Task goal
All of the data must be printed exactly; please include every line.

Provided data
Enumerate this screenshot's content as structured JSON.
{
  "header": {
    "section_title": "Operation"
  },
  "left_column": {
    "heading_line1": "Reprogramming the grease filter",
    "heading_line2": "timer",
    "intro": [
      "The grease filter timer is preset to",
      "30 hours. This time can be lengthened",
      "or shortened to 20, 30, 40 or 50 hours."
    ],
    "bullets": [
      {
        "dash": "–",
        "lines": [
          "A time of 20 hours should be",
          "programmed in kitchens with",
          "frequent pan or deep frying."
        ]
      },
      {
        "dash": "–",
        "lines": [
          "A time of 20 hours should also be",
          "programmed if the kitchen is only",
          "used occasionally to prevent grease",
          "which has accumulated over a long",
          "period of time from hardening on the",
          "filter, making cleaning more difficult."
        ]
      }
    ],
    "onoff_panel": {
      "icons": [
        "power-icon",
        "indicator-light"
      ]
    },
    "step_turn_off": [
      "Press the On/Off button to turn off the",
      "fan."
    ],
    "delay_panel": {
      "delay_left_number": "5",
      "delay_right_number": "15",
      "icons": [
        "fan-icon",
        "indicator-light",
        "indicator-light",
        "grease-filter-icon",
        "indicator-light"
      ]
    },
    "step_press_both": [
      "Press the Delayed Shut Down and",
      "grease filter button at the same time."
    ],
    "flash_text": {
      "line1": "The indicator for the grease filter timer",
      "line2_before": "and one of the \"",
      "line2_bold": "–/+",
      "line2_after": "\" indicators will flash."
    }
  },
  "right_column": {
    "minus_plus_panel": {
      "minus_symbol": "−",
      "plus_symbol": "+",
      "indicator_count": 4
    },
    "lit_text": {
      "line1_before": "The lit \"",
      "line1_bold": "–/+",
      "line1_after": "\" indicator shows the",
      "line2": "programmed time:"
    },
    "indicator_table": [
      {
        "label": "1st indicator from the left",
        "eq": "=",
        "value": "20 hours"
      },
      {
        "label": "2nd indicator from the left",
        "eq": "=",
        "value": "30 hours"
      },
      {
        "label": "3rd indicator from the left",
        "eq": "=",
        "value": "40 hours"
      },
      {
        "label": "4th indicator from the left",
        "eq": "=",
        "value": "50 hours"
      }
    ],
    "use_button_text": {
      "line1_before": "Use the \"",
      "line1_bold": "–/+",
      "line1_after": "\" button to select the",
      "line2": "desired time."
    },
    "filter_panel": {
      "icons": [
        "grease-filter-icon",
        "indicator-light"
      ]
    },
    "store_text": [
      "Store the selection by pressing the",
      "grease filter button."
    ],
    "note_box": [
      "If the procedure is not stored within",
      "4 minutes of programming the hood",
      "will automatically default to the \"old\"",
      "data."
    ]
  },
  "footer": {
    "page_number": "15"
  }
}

Completed task
Enumerate this screenshot's content as structured JSON.
{
  "header": {
    "section_title": "Operation"
  },
  "left_column": {
    "heading_line1": "Reprogramming the grease filter",
    "heading_line2": "timer",
    "intro": [
      "The grease filter timer is preset to",
      "30 hours. This time can be lengthened",
      "or shortened to 20, 30, 40 or 50 hours."
    ],
    "bullets": [
      {
        "dash": "–",
        "lines": [
          "A time of 20 hours should be",
          "programmed in kitchens with",
          "frequent pan or deep frying."
        ]
      },
      {
        "dash": "–",
        "lines": [
          "A time of 20 hours should also be",
          "programmed if the kitchen is only",
          "used occasionally to prevent grease",
          "which has accumulated over a long",
          "period of time from hardening on the",
          "filter, making cleaning more difficult."
        ]
      }
    ],
    "onoff_panel": {
      "icons": [
        "power-icon",
        "indicator-light"
      ]
    },
    "step_turn_off": [
      "Press the On/Off button to turn off the",
      "fan."
    ],
    "delay_panel": {
      "delay_left_number": "5",
      "delay_right_number": "15",
      "icons": [
        "fan-icon",
        "indicator-light",
        "indicator-light",
        "grease-filter-icon",
        "indicator-light"
      ]
    },
    "step_press_both": [
      "Press the Delayed Shut Down and",
      "grease filter button at the same time."
    ],
    "flash_text": {
      "line1": "The indicator for the grease filter timer",
      "line2_before": "and one of the \"",
      "line2_bold": "–/+",
      "line2_after": "\" indicators will flash."
    }
  },
  "right_column": {
    "minus_plus_panel": {
      "minus_symbol": "−",
      "plus_symbol": "+",
      "indicator_count": 4
    },
    "lit_text": {
      "line1_before": "The lit \"",
      "line1_bold": "–/+",
      "line1_after": "\" indicator shows the",
      "line2": "programmed time:"
    },
    "indicator_table": [
      {
        "label": "1st indicator from the left",
        "eq": "=",
        "value": "20 hours"
      },
      {
        "label": "2nd indicator from the left",
        "eq": "=",
        "value": "30 hours"
      },
      {
        "label": "3rd indicator from the left",
        "eq": "=",
        "value": "40 hours"
      },
      {
        "label": "4th indicator from the left",
        "eq": "=",
        "value": "50 hours"
      }
    ],
    "use_button_text": {
      "line1_before": "Use the \"",
      "line1_bold": "–/+",
      "line1_after": "\" button to select the",
      "line2": "desired time."
    },
    "filter_panel": {
      "icons": [
        "grease-filter-icon",
        "indicator-light"
      ]
    },
    "store_text": [
      "Store the selection by pressing the",
      "grease filter button."
    ],
    "note_box": [
      "If the procedure is not stored within",
      "4 minutes of programming the hood",
      "will automatically default to the \"old\"",
      "data."
    ]
  },
  "footer": {
    "page_number": "15"
  }
}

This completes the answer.